Instructions for the task: Transcribe every record that appears below, exactly and in full.

A run of records
----

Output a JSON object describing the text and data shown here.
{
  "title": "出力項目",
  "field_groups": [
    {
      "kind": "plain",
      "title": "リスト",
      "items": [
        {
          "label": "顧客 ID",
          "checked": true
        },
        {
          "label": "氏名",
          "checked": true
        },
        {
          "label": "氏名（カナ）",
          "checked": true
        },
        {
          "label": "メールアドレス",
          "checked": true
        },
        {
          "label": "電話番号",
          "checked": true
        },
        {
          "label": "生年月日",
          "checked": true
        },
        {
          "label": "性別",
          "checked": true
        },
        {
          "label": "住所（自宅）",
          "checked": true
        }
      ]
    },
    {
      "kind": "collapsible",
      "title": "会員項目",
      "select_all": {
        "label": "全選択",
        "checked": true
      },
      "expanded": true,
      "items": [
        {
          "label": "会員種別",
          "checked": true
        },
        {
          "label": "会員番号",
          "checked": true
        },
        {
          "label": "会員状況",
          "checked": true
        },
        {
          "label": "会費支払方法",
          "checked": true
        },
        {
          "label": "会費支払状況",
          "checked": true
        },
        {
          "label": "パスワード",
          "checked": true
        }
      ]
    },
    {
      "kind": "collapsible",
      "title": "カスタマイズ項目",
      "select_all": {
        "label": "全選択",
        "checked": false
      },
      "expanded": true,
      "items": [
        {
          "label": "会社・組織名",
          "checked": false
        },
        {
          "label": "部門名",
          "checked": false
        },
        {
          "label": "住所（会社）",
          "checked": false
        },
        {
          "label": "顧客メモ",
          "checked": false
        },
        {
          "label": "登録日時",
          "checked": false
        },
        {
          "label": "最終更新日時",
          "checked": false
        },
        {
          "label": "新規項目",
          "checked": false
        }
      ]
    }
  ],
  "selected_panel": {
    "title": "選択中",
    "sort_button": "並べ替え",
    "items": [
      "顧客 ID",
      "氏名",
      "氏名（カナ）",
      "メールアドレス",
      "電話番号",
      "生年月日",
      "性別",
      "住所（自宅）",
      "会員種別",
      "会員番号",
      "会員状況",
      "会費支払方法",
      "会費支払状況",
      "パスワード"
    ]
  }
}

----

Task output:
Output a JSON object describing the text and data shown here.
{
  "title": "出力項目",
  "field_groups": [
    {
      "kind": "plain",
      "title": "リスト",
      "items": [
        {
          "label": "顧客 ID",
          "checked": true
        },
        {
          "label": "氏名",
          "checked": true
        },
        {
          "label": "氏名（カナ）",
          "checked": true
        },
        {
          "label": "メールアドレス",
          "checked": true
        },
        {
          "label": "電話番号",
          "checked": true
        },
        {
          "label": "生年月日",
          "checked": true
        },
        {
          "label": "性別",
          "checked": true
        },
        {
          "label": "住所（自宅）",
          "checked": true
        }
      ]
    },
    {
      "kind": "collapsible",
      "title": "会員項目",
      "select_all": {
        "label": "全選択",
        "checked": true
      },
      "expanded": true,
      "items": [
        {
          "label": "会員種別",
          "checked": true
        },
        {
          "label": "会員番号",
          "checked": true
        },
        {
          "label": "会員状況",
          "checked": true
        },
        {
          "label": "会費支払方法",
          "checked": true
        },
        {
          "label": "会費支払状況",
          "checked": true
        },
        {
          "label": "パスワード",
          "checked": true
        }
      ]
    },
    {
      "kind": "collapsible",
      "title": "カスタマイズ項目",
      "select_all": {
        "label": "全選択",
        "checked": false
      },
      "expanded": true,
      "items": [
        {
          "label": "会社・組織名",
          "checked": false
        },
        {
          "label": "部門名",
          "checked": false
        },
        {
          "label": "住所（会社）",
          "checked": false
        },
        {
          "label": "顧客メモ",
          "checked": false
        },
        {
          "label": "登録日時",
          "checked": false
        },
        {
          "label": "最終更新日時",
          "checked": false
        },
        {
          "label": "新規項目",
          "checked": false
        }
      ]
    }
  ],
  "selected_panel": {
    "title": "選択中",
    "sort_button": "並べ替え",
    "items": [
      "顧客 ID",
      "氏名",
      "氏名（カナ）",
      "メールアドレス",
      "電話番号",
      "生年月日",
      "性別",
      "住所（自宅）",
      "会員種別",
      "会員番号",
      "会員状況",
      "会費支払方法",
      "会費支払状況",
      "パスワード"
    ]
  }
}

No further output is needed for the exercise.